Copy out each line featuring the string "JSON" from the entries beneath.
..........
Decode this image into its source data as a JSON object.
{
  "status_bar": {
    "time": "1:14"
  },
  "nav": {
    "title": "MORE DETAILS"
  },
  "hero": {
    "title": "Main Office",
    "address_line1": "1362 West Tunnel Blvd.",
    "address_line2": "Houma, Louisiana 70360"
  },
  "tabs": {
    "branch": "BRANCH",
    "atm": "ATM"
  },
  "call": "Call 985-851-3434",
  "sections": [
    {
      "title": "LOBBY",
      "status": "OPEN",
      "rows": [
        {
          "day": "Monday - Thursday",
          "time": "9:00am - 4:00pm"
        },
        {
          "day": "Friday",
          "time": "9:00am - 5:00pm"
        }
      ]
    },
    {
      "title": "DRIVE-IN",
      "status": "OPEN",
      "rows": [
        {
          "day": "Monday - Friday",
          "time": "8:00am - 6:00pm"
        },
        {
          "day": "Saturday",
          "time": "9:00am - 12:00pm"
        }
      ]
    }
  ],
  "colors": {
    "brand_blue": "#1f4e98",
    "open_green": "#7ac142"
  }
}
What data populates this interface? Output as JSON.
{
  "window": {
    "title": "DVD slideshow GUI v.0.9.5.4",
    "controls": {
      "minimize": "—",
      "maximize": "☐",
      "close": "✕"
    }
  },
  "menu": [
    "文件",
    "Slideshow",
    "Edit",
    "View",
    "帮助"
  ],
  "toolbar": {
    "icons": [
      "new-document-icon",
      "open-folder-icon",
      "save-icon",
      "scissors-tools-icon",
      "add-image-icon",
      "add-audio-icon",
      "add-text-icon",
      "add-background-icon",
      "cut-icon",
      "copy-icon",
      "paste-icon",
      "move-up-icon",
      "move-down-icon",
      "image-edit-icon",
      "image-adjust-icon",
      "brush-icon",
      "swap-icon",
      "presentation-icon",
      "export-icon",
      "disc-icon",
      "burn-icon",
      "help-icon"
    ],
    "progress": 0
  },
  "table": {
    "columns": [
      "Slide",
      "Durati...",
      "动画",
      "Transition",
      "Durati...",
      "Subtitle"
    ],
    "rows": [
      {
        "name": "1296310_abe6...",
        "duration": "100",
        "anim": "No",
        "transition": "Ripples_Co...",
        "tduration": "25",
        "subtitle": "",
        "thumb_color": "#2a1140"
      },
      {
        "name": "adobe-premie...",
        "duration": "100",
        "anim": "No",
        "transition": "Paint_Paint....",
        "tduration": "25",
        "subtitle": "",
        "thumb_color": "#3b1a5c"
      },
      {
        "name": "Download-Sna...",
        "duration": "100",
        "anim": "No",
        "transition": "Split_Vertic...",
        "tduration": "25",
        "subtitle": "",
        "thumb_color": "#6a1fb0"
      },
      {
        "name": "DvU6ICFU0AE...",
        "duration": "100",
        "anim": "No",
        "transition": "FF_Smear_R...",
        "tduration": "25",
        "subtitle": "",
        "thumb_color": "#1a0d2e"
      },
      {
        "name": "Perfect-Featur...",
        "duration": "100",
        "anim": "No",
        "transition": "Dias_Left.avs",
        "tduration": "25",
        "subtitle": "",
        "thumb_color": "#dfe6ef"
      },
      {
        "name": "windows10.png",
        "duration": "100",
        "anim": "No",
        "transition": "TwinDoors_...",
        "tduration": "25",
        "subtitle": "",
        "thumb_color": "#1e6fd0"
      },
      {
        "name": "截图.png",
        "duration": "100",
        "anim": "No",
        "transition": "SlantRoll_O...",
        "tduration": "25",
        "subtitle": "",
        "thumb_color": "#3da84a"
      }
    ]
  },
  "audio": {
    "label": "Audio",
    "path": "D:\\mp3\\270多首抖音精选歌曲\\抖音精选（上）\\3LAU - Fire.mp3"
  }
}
..........
- **Solution to the problem**
Decode this image into its source data as a JSON object.
What data populates this interface? Output as JSON.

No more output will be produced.